= Objective =
Pick every line with "source" from the material below.

══ Excerpted data

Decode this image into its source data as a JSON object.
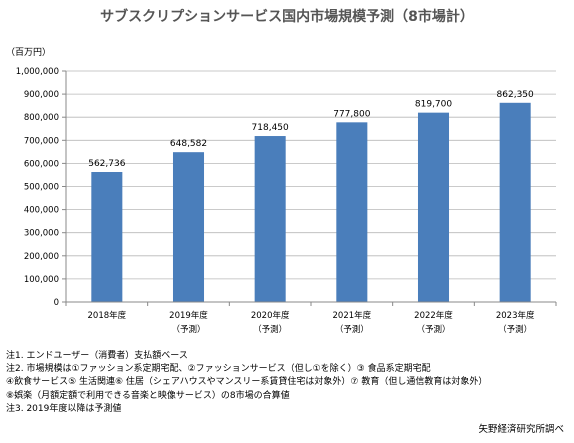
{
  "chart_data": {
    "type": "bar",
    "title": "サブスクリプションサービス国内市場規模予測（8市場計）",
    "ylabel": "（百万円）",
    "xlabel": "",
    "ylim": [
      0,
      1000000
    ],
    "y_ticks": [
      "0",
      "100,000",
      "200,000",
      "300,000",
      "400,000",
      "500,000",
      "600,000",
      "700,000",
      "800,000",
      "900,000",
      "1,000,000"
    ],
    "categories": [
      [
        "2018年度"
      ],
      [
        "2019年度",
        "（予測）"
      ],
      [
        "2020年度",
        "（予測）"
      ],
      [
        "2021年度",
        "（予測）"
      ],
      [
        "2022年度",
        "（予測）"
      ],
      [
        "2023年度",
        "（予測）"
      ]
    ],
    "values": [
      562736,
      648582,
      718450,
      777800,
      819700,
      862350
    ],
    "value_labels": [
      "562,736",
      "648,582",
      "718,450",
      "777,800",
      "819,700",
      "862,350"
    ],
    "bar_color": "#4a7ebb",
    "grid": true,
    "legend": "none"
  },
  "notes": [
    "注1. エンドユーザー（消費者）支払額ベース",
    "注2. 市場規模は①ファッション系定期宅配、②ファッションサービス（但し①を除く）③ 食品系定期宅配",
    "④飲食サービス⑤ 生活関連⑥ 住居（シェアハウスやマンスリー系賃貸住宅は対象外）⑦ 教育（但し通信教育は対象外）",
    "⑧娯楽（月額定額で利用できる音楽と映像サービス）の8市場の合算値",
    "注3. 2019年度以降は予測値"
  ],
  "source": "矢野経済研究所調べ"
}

════

= Worked solution =
Decode this image into its source data as a JSON object.
  "source": "矢野経済研究所調べ"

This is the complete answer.